Reproduce the entries word for word, and omit any picture you find in them.
>>>
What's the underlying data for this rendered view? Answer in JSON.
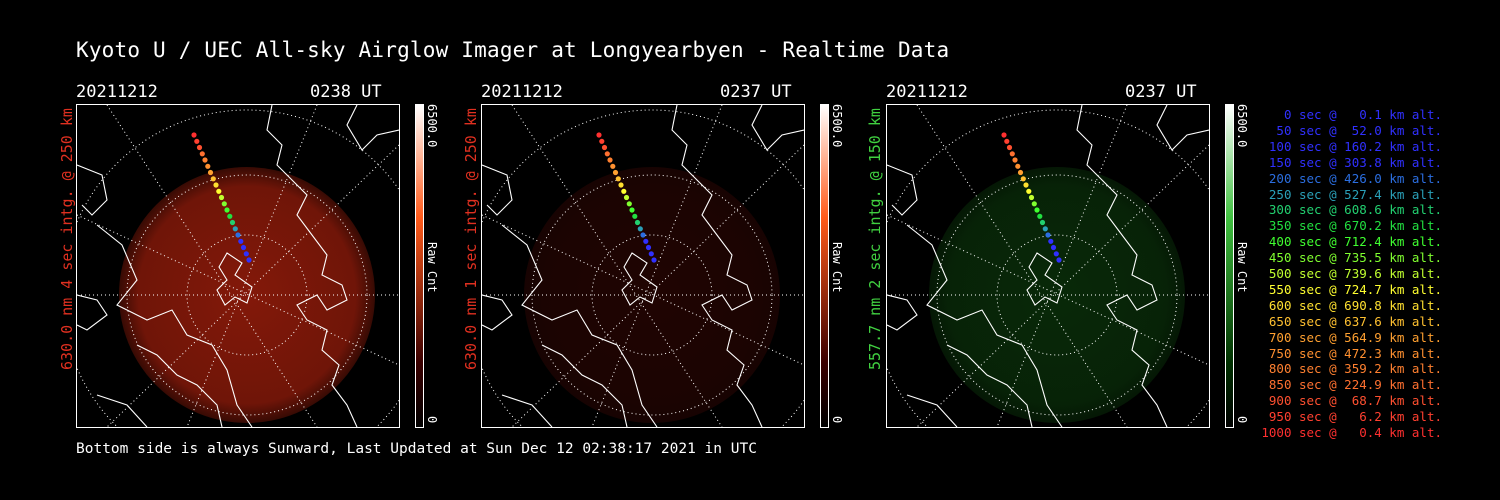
{
  "title": "Kyoto U / UEC All-sky Airglow Imager at Longyearbyen - Realtime Data",
  "footer": "Bottom side is always Sunward, Last Updated at Sun Dec 12 02:38:17 2021 in UTC",
  "panels": [
    {
      "date": "20211212",
      "time": "0238 UT",
      "side_label": "630.0 nm 4 sec intg. @ 250 km",
      "label_color": "#e03020",
      "colorbar_max": "6500.0",
      "colorbar_min": "0",
      "colorbar_unit": "Raw Cnt",
      "glow_color": "#8a1a0a",
      "bar_top": "#ffffff",
      "bar_mid": "#ff5a1a",
      "bar_bottom": "#3a0000",
      "glow_strength": 0.95
    },
    {
      "date": "20211212",
      "time": "0237 UT",
      "side_label": "630.0 nm 1 sec intg. @ 250 km",
      "label_color": "#e03020",
      "colorbar_max": "6500.0",
      "colorbar_min": "0",
      "colorbar_unit": "Raw Cnt",
      "glow_color": "#3a0804",
      "bar_top": "#ffffff",
      "bar_mid": "#ff5a1a",
      "bar_bottom": "#3a0000",
      "glow_strength": 0.55
    },
    {
      "date": "20211212",
      "time": "0237 UT",
      "side_label": "557.7 nm 2 sec intg. @ 150 km",
      "label_color": "#40d040",
      "colorbar_max": "6500.0",
      "colorbar_min": "0",
      "colorbar_unit": "Raw Cnt",
      "glow_color": "#0c3a0c",
      "bar_top": "#ffffff",
      "bar_mid": "#40c040",
      "bar_bottom": "#003000",
      "glow_strength": 0.7
    }
  ],
  "legend": [
    {
      "text": "0 sec @   0.1 km alt.",
      "color": "#3030ff"
    },
    {
      "text": "50 sec @  52.0 km alt.",
      "color": "#3030ff"
    },
    {
      "text": "100 sec @ 160.2 km alt.",
      "color": "#3030ff"
    },
    {
      "text": "150 sec @ 303.8 km alt.",
      "color": "#3030ff"
    },
    {
      "text": "200 sec @ 426.0 km alt.",
      "color": "#2b6ee0"
    },
    {
      "text": "250 sec @ 527.4 km alt.",
      "color": "#2aa0b8"
    },
    {
      "text": "300 sec @ 608.6 km alt.",
      "color": "#22d070"
    },
    {
      "text": "350 sec @ 670.2 km alt.",
      "color": "#22e040"
    },
    {
      "text": "400 sec @ 712.4 km alt.",
      "color": "#40ff30"
    },
    {
      "text": "450 sec @ 735.5 km alt.",
      "color": "#80ff30"
    },
    {
      "text": "500 sec @ 739.6 km alt.",
      "color": "#c0ff30"
    },
    {
      "text": "550 sec @ 724.7 km alt.",
      "color": "#ffff30"
    },
    {
      "text": "600 sec @ 690.8 km alt.",
      "color": "#ffe030"
    },
    {
      "text": "650 sec @ 637.6 km alt.",
      "color": "#ffc030"
    },
    {
      "text": "700 sec @ 564.9 km alt.",
      "color": "#ffa030"
    },
    {
      "text": "750 sec @ 472.3 km alt.",
      "color": "#ff9030"
    },
    {
      "text": "800 sec @ 359.2 km alt.",
      "color": "#ff8030"
    },
    {
      "text": "850 sec @ 224.9 km alt.",
      "color": "#ff7030"
    },
    {
      "text": "900 sec @  68.7 km alt.",
      "color": "#ff5030"
    },
    {
      "text": "950 sec @   6.2 km alt.",
      "color": "#ff4030"
    },
    {
      "text": "1000 sec @   0.4 km alt.",
      "color": "#ff3030"
    }
  ]
}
<<<
Exercise output:
What's the underlying data for this rendered view? Answer in JSON.
{
  "title": "Kyoto U / UEC All-sky Airglow Imager at Longyearbyen - Realtime Data",
  "footer": "Bottom side is always Sunward, Last Updated at Sun Dec 12 02:38:17 2021 in UTC",
  "panels": [
    {
      "date": "20211212",
      "time": "0238 UT",
      "side_label": "630.0 nm 4 sec intg. @ 250 km",
      "label_color": "#e03020",
      "colorbar_max": "6500.0",
      "colorbar_min": "0",
      "colorbar_unit": "Raw Cnt",
      "glow_color": "#8a1a0a",
      "bar_top": "#ffffff",
      "bar_mid": "#ff5a1a",
      "bar_bottom": "#3a0000",
      "glow_strength": 0.95
    },
    {
      "date": "20211212",
      "time": "0237 UT",
      "side_label": "630.0 nm 1 sec intg. @ 250 km",
      "label_color": "#e03020",
      "colorbar_max": "6500.0",
      "colorbar_min": "0",
      "colorbar_unit": "Raw Cnt",
      "glow_color": "#3a0804",
      "bar_top": "#ffffff",
      "bar_mid": "#ff5a1a",
      "bar_bottom": "#3a0000",
      "glow_strength": 0.55
    },
    {
      "date": "20211212",
      "time": "0237 UT",
      "side_label": "557.7 nm 2 sec intg. @ 150 km",
      "label_color": "#40d040",
      "colorbar_max": "6500.0",
      "colorbar_min": "0",
      "colorbar_unit": "Raw Cnt",
      "glow_color": "#0c3a0c",
      "bar_top": "#ffffff",
      "bar_mid": "#40c040",
      "bar_bottom": "#003000",
      "glow_strength": 0.7
    }
  ],
  "legend": [
    {
      "text": "0 sec @   0.1 km alt.",
      "color": "#3030ff"
    },
    {
      "text": "50 sec @  52.0 km alt.",
      "color": "#3030ff"
    },
    {
      "text": "100 sec @ 160.2 km alt.",
      "color": "#3030ff"
    },
    {
      "text": "150 sec @ 303.8 km alt.",
      "color": "#3030ff"
    },
    {
      "text": "200 sec @ 426.0 km alt.",
      "color": "#2b6ee0"
    },
    {
      "text": "250 sec @ 527.4 km alt.",
      "color": "#2aa0b8"
    },
    {
      "text": "300 sec @ 608.6 km alt.",
      "color": "#22d070"
    },
    {
      "text": "350 sec @ 670.2 km alt.",
      "color": "#22e040"
    },
    {
      "text": "400 sec @ 712.4 km alt.",
      "color": "#40ff30"
    },
    {
      "text": "450 sec @ 735.5 km alt.",
      "color": "#80ff30"
    },
    {
      "text": "500 sec @ 739.6 km alt.",
      "color": "#c0ff30"
    },
    {
      "text": "550 sec @ 724.7 km alt.",
      "color": "#ffff30"
    },
    {
      "text": "600 sec @ 690.8 km alt.",
      "color": "#ffe030"
    },
    {
      "text": "650 sec @ 637.6 km alt.",
      "color": "#ffc030"
    },
    {
      "text": "700 sec @ 564.9 km alt.",
      "color": "#ffa030"
    },
    {
      "text": "750 sec @ 472.3 km alt.",
      "color": "#ff9030"
    },
    {
      "text": "800 sec @ 359.2 km alt.",
      "color": "#ff8030"
    },
    {
      "text": "850 sec @ 224.9 km alt.",
      "color": "#ff7030"
    },
    {
      "text": "900 sec @  68.7 km alt.",
      "color": "#ff5030"
    },
    {
      "text": "950 sec @   6.2 km alt.",
      "color": "#ff4030"
    },
    {
      "text": "1000 sec @   0.4 km alt.",
      "color": "#ff3030"
    }
  ]
}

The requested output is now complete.